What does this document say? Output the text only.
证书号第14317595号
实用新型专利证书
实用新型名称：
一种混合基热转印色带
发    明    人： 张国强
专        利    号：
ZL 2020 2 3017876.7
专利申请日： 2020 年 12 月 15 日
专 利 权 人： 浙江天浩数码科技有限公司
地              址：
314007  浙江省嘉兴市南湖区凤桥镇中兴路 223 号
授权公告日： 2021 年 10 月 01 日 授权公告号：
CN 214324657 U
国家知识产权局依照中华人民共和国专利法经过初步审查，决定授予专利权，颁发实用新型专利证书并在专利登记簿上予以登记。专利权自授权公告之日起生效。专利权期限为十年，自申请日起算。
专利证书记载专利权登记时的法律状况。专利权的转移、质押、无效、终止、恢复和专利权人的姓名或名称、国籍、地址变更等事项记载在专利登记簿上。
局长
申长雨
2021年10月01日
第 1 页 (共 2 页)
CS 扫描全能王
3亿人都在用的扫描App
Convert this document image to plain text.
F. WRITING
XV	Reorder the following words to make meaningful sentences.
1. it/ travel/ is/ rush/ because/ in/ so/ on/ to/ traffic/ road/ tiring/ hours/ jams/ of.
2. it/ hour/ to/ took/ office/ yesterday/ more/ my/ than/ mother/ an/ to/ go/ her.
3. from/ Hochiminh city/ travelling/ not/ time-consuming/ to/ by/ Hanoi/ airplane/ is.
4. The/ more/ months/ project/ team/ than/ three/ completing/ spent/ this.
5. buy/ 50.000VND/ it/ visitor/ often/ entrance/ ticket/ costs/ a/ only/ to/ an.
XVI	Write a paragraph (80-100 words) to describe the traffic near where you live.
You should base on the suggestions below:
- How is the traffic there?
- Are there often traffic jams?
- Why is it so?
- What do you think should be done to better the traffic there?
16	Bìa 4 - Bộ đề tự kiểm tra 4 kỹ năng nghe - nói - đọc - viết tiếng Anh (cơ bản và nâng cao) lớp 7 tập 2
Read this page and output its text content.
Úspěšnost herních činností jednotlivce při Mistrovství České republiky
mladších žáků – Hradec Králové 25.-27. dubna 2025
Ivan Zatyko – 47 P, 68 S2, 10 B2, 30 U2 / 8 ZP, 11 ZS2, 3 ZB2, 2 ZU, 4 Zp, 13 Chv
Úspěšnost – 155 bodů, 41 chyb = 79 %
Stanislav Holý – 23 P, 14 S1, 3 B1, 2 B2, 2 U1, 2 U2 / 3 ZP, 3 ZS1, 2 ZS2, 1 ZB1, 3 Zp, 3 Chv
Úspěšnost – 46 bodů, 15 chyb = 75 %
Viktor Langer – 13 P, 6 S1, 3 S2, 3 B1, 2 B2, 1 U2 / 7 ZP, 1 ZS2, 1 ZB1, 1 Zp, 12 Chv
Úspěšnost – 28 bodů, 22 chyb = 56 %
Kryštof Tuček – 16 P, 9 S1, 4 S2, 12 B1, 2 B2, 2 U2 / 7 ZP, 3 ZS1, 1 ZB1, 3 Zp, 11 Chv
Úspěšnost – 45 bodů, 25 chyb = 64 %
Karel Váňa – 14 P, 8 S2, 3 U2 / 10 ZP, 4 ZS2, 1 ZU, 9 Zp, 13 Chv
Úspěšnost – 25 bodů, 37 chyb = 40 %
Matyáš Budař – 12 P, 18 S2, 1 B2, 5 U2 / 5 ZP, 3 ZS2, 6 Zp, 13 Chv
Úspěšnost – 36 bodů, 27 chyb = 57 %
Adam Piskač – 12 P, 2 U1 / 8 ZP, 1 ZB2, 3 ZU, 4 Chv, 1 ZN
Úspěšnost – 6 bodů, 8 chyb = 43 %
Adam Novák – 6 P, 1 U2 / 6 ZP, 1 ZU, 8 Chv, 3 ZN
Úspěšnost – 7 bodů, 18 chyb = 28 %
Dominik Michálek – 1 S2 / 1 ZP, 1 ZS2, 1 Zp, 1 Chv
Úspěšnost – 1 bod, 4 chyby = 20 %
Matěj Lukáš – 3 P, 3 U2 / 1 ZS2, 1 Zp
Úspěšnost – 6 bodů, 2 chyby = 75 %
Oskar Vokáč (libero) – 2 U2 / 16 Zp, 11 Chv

TASK TO CARRY OUT:
Using the listing above, reproduce each line without omission.

FULL OUTPUT:
What does this document say? Output the text only.
证书号第14317595号
实用新型专利证书
实用新型名称：
一种混合基热转印色带
发    明    人： 张国强
专        利    号：
ZL 2020 2 3017876.7
专利申请日： 2020 年 12 月 15 日
专 利 权 人： 浙江天浩数码科技有限公司
地              址：
314007  浙江省嘉兴市南湖区凤桥镇中兴路 223 号
授权公告日： 2021 年 10 月 01 日 授权公告号：
CN 214324657 U
国家知识产权局依照中华人民共和国专利法经过初步审查，决定授予专利权，颁发实用新型专利证书并在专利登记簿上予以登记。专利权自授权公告之日起生效。专利权期限为十年，自申请日起算。
专利证书记载专利权登记时的法律状况。专利权的转移、质押、无效、终止、恢复和专利权人的姓名或名称、国籍、地址变更等事项记载在专利登记簿上。
局长
申长雨
2021年10月01日
第 1 页 (共 2 页)
CS 扫描全能王
3亿人都在用的扫描App
Convert this document image to plain text.
F. WRITING
XV	Reorder the following words to make meaningful sentences.
1. it/ travel/ is/ rush/ because/ in/ so/ on/ to/ traffic/ road/ tiring/ hours/ jams/ of.
2. it/ hour/ to/ took/ office/ yesterday/ more/ my/ than/ mother/ an/ to/ go/ her.
3. from/ Hochiminh city/ travelling/ not/ time-consuming/ to/ by/ Hanoi/ airplane/ is.
4. The/ more/ months/ project/ team/ than/ three/ completing/ spent/ this.
5. buy/ 50.000VND/ it/ visitor/ often/ entrance/ ticket/ costs/ a/ only/ to/ an.
XVI	Write a paragraph (80-100 words) to describe the traffic near where you live.
You should base on the suggestions below:
- How is the traffic there?
- Are there often traffic jams?
- Why is it so?
- What do you think should be done to better the traffic there?
16	Bìa 4 - Bộ đề tự kiểm tra 4 kỹ năng nghe - nói - đọc - viết tiếng Anh (cơ bản và nâng cao) lớp 7 tập 2
Read this page and output its text content.
Úspěšnost herních činností jednotlivce při Mistrovství České republiky
mladších žáků – Hradec Králové 25.-27. dubna 2025
Ivan Zatyko – 47 P, 68 S2, 10 B2, 30 U2 / 8 ZP, 11 ZS2, 3 ZB2, 2 ZU, 4 Zp, 13 Chv
Úspěšnost – 155 bodů, 41 chyb = 79 %
Stanislav Holý – 23 P, 14 S1, 3 B1, 2 B2, 2 U1, 2 U2 / 3 ZP, 3 ZS1, 2 ZS2, 1 ZB1, 3 Zp, 3 Chv
Úspěšnost – 46 bodů, 15 chyb = 75 %
Viktor Langer – 13 P, 6 S1, 3 S2, 3 B1, 2 B2, 1 U2 / 7 ZP, 1 ZS2, 1 ZB1, 1 Zp, 12 Chv
Úspěšnost – 28 bodů, 22 chyb = 56 %
Kryštof Tuček – 16 P, 9 S1, 4 S2, 12 B1, 2 B2, 2 U2 / 7 ZP, 3 ZS1, 1 ZB1, 3 Zp, 11 Chv
Úspěšnost – 45 bodů, 25 chyb = 64 %
Karel Váňa – 14 P, 8 S2, 3 U2 / 10 ZP, 4 ZS2, 1 ZU, 9 Zp, 13 Chv
Úspěšnost – 25 bodů, 37 chyb = 40 %
Matyáš Budař – 12 P, 18 S2, 1 B2, 5 U2 / 5 ZP, 3 ZS2, 6 Zp, 13 Chv
Úspěšnost – 36 bodů, 27 chyb = 57 %
Adam Piskač – 12 P, 2 U1 / 8 ZP, 1 ZB2, 3 ZU, 4 Chv, 1 ZN
Úspěšnost – 6 bodů, 8 chyb = 43 %
Adam Novák – 6 P, 1 U2 / 6 ZP, 1 ZU, 8 Chv, 3 ZN
Úspěšnost – 7 bodů, 18 chyb = 28 %
Dominik Michálek – 1 S2 / 1 ZP, 1 ZS2, 1 Zp, 1 Chv
Úspěšnost – 1 bod, 4 chyby = 20 %
Matěj Lukáš – 3 P, 3 U2 / 1 ZS2, 1 Zp
Úspěšnost – 6 bodů, 2 chyby = 75 %
Oskar Vokáč (libero) – 2 U2 / 16 Zp, 11 Chv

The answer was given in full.